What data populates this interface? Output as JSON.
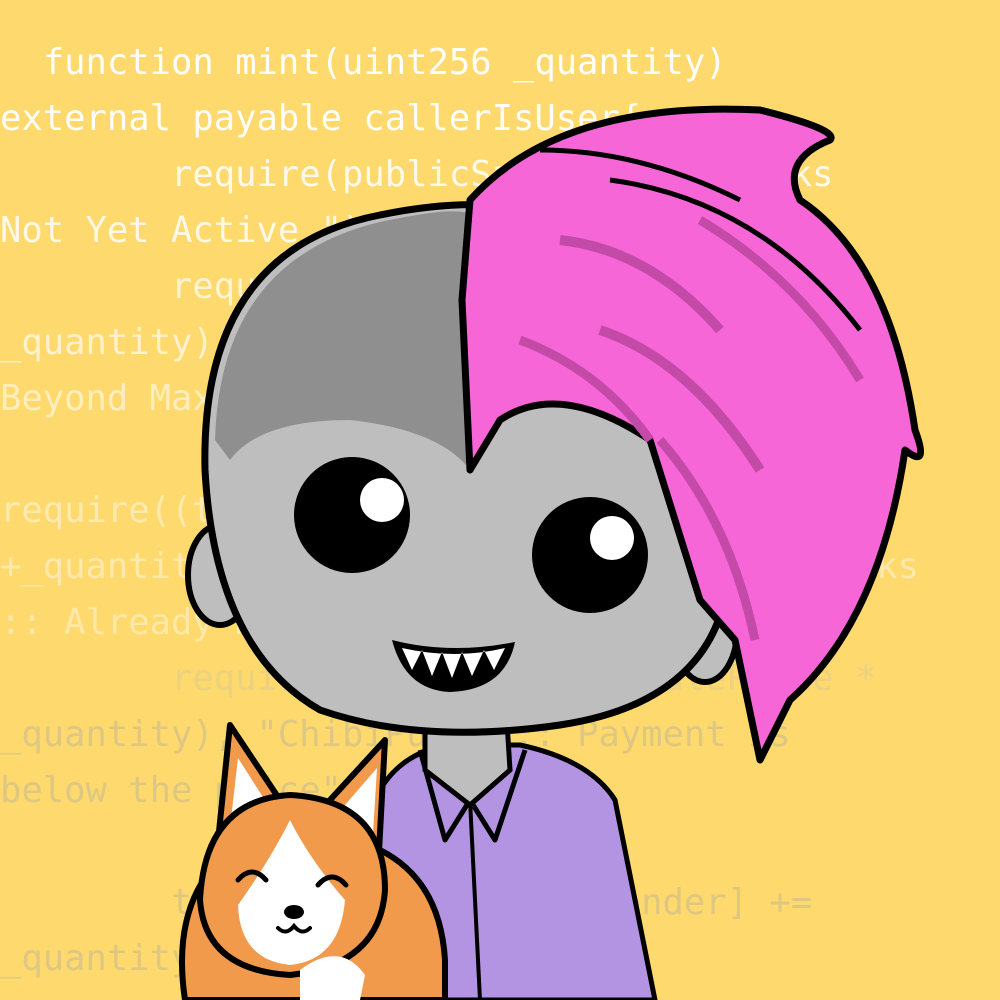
{
  "code_lines": [
    "  function mint(uint256 _quantity)",
    "external payable callerIsUser{",
    "        require(publicSale, \"ChibiPunks",
    "Not Yet Active.\");",
    "        require((totalSupply() +",
    "_quantity) <= MAX_SUPPLY, \"ChibiPunks :",
    "Beyond Max Supply\");",
    "",
    "require((totalPublicMint[msg.sender]",
    "+_quantity) <= MAX_PUBLIC_MINT, \"ChibiPunks",
    ":: Already minted 3 times!\");",
    "        require(msg.value >= (SalePrice *",
    "_quantity), \"ChibiPunks :: Payment is",
    "below the price\");",
    "",
    "        totalPublicMint[msg.sender] +=",
    "_quantity;"
  ],
  "colors": {
    "background": "#FDD96E",
    "hair": "#F766D7",
    "skin": "#BEBEBE",
    "shirt": "#B294E2",
    "corgi": "#F19A4B",
    "text": "#FFFFFF"
  }
}
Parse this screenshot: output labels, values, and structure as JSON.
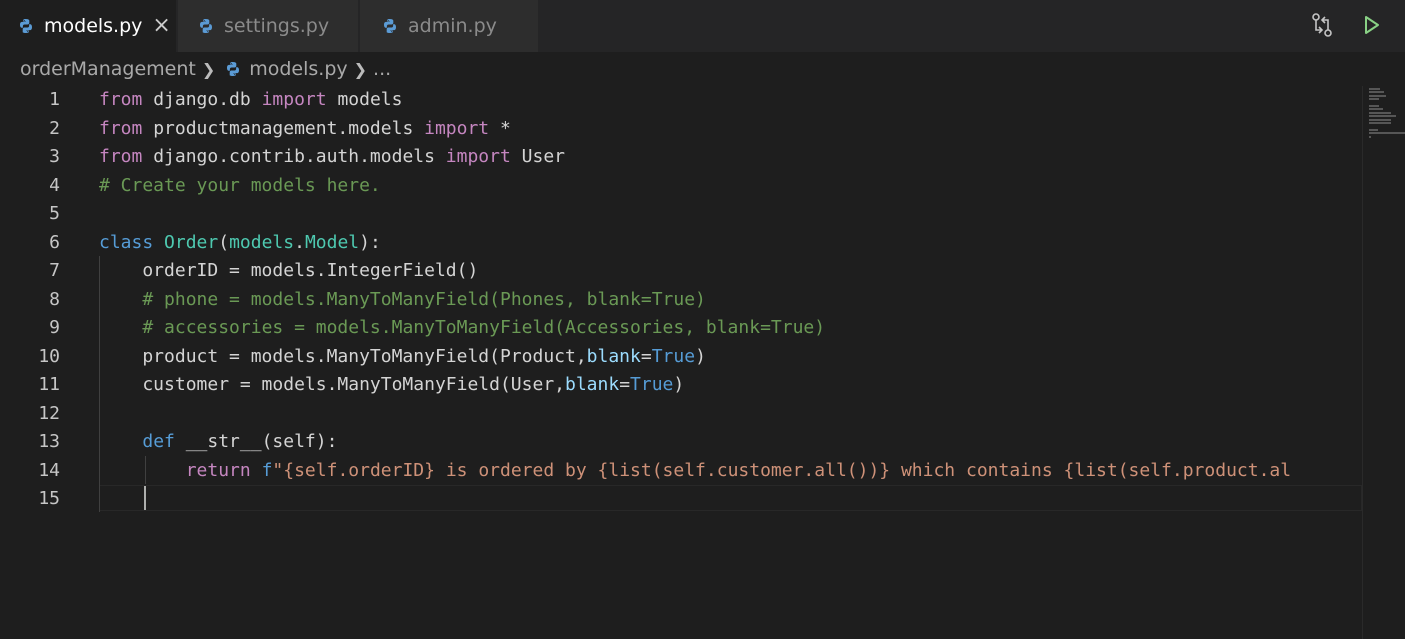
{
  "tabs": [
    {
      "label": "models.py",
      "active": true
    },
    {
      "label": "settings.py",
      "active": false
    },
    {
      "label": "admin.py",
      "active": false
    }
  ],
  "tab_close_glyph": "×",
  "icons": {
    "python": "python-file-icon",
    "compare": "git-compare-icon",
    "run": "run-play-icon"
  },
  "breadcrumb": {
    "folder": "orderManagement",
    "file": "models.py",
    "more": "..."
  },
  "editor": {
    "line_numbers": [
      "1",
      "2",
      "3",
      "4",
      "5",
      "6",
      "7",
      "8",
      "9",
      "10",
      "11",
      "12",
      "13",
      "14",
      "15"
    ],
    "lines": [
      [
        {
          "t": "from",
          "c": "kw"
        },
        {
          "t": " django.db ",
          "c": "pl"
        },
        {
          "t": "import",
          "c": "kw"
        },
        {
          "t": " models",
          "c": "pl"
        }
      ],
      [
        {
          "t": "from",
          "c": "kw"
        },
        {
          "t": " productmanagement.models ",
          "c": "pl"
        },
        {
          "t": "import",
          "c": "kw"
        },
        {
          "t": " *",
          "c": "pl"
        }
      ],
      [
        {
          "t": "from",
          "c": "kw"
        },
        {
          "t": " django.contrib.auth.models ",
          "c": "pl"
        },
        {
          "t": "import",
          "c": "kw"
        },
        {
          "t": " User",
          "c": "pl"
        }
      ],
      [
        {
          "t": "# Create your models here.",
          "c": "cm"
        }
      ],
      [],
      [
        {
          "t": "class",
          "c": "st"
        },
        {
          "t": " ",
          "c": "pl"
        },
        {
          "t": "Order",
          "c": "cls"
        },
        {
          "t": "(",
          "c": "pl"
        },
        {
          "t": "models",
          "c": "cls"
        },
        {
          "t": ".",
          "c": "pl"
        },
        {
          "t": "Model",
          "c": "cls"
        },
        {
          "t": "):",
          "c": "pl"
        }
      ],
      [
        {
          "t": "    orderID = models.IntegerField()",
          "c": "pl"
        }
      ],
      [
        {
          "t": "    ",
          "c": "pl"
        },
        {
          "t": "# phone = models.ManyToManyField(Phones, blank=True)",
          "c": "cm"
        }
      ],
      [
        {
          "t": "    ",
          "c": "pl"
        },
        {
          "t": "# accessories = models.ManyToManyField(Accessories, blank=True)",
          "c": "cm"
        }
      ],
      [
        {
          "t": "    product = models.ManyToManyField(Product,",
          "c": "pl"
        },
        {
          "t": "blank",
          "c": "param"
        },
        {
          "t": "=",
          "c": "pl"
        },
        {
          "t": "True",
          "c": "st"
        },
        {
          "t": ")",
          "c": "pl"
        }
      ],
      [
        {
          "t": "    customer = models.ManyToManyField(User,",
          "c": "pl"
        },
        {
          "t": "blank",
          "c": "param"
        },
        {
          "t": "=",
          "c": "pl"
        },
        {
          "t": "True",
          "c": "st"
        },
        {
          "t": ")",
          "c": "pl"
        }
      ],
      [],
      [
        {
          "t": "    ",
          "c": "pl"
        },
        {
          "t": "def",
          "c": "st"
        },
        {
          "t": " __str__(self):",
          "c": "pl"
        }
      ],
      [
        {
          "t": "        ",
          "c": "pl"
        },
        {
          "t": "return",
          "c": "kw"
        },
        {
          "t": " ",
          "c": "pl"
        },
        {
          "t": "f",
          "c": "st"
        },
        {
          "t": "\"{self.orderID} is ordered by {list(self.customer.all())} which contains {list(self.product.al",
          "c": "str"
        }
      ],
      [
        {
          "t": "    ",
          "c": "pl"
        }
      ]
    ]
  }
}
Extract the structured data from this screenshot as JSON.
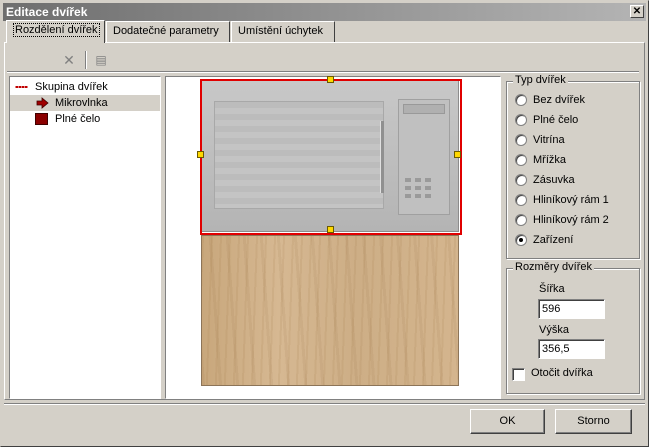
{
  "window": {
    "title": "Editace dvířek",
    "close_glyph": "✕"
  },
  "tabs": [
    {
      "label": "Rozdělení dvířek",
      "active": true
    },
    {
      "label": "Dodatečné parametry",
      "active": false
    },
    {
      "label": "Umístění úchytek",
      "active": false
    }
  ],
  "toolbar": {
    "delete_icon": "delete-x-icon",
    "delete_glyph": "✕",
    "properties_icon": "properties-icon",
    "properties_glyph": "▤"
  },
  "tree": {
    "items": [
      {
        "label": "Skupina dvířek",
        "icon": "door-group-icon",
        "selected": false
      },
      {
        "label": "Mikrovlnka",
        "icon": "arrow-right-icon",
        "selected": true
      },
      {
        "label": "Plné čelo",
        "icon": "solid-front-swatch-icon",
        "selected": false
      }
    ]
  },
  "preview": {
    "selection_color": "#e00000",
    "handle_color": "#ffd800"
  },
  "door_type": {
    "legend": "Typ dvířek",
    "options": [
      {
        "label": "Bez dvířek",
        "checked": false
      },
      {
        "label": "Plné čelo",
        "checked": false
      },
      {
        "label": "Vitrína",
        "checked": false
      },
      {
        "label": "Mřížka",
        "checked": false
      },
      {
        "label": "Zásuvka",
        "checked": false
      },
      {
        "label": "Hliníkový rám 1",
        "checked": false
      },
      {
        "label": "Hliníkový rám 2",
        "checked": false
      },
      {
        "label": "Zařízení",
        "checked": true
      }
    ]
  },
  "dimensions": {
    "legend": "Rozměry dvířek",
    "width_label": "Šířka",
    "width_value": "596",
    "height_label": "Výška",
    "height_value": "356,5",
    "rotate_label": "Otočit dvířka",
    "rotate_checked": false
  },
  "buttons": {
    "ok": "OK",
    "cancel": "Storno"
  }
}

Instruction: Report the number of lines that include the string "models"; return nothing but the count.

Result of this task: 12